* [Task details] Omit the pictures, then write out every entry exactly as it reads.

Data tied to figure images
..........
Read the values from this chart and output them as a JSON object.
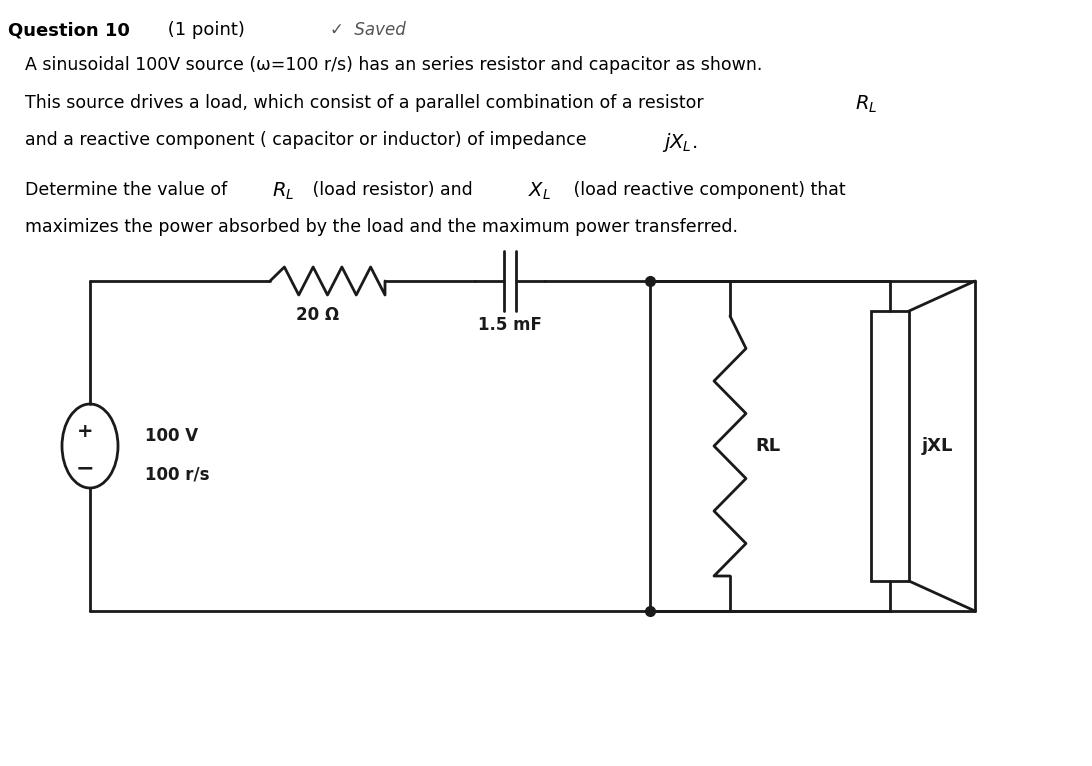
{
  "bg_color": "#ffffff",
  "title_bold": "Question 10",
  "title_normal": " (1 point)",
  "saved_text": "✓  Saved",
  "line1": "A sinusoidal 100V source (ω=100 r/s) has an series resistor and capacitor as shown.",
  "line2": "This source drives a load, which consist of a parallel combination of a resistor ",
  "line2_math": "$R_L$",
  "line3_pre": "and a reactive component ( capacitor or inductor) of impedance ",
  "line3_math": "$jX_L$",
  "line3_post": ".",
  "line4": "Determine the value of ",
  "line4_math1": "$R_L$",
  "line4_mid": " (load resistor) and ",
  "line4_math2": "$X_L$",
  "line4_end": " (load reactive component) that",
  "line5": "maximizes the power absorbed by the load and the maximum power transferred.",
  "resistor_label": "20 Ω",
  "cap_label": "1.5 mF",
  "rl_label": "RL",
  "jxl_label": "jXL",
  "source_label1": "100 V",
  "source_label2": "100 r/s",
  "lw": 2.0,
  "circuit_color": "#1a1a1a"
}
..........
* [Solution to the problem]
Read the values from this chart and output them as a JSON object.
{
  "bg_color": "#ffffff",
  "title_bold": "Question 10",
  "title_normal": " (1 point)",
  "saved_text": "✓  Saved",
  "line1": "A sinusoidal 100V source (ω=100 r/s) has an series resistor and capacitor as shown.",
  "line2": "This source drives a load, which consist of a parallel combination of a resistor ",
  "line2_math": "$R_L$",
  "line3_pre": "and a reactive component ( capacitor or inductor) of impedance ",
  "line3_math": "$jX_L$",
  "line3_post": ".",
  "line4": "Determine the value of ",
  "line4_math1": "$R_L$",
  "line4_mid": " (load resistor) and ",
  "line4_math2": "$X_L$",
  "line4_end": " (load reactive component) that",
  "line5": "maximizes the power absorbed by the load and the maximum power transferred.",
  "resistor_label": "20 Ω",
  "cap_label": "1.5 mF",
  "rl_label": "RL",
  "jxl_label": "jXL",
  "source_label1": "100 V",
  "source_label2": "100 r/s",
  "lw": 2.0,
  "circuit_color": "#1a1a1a"
}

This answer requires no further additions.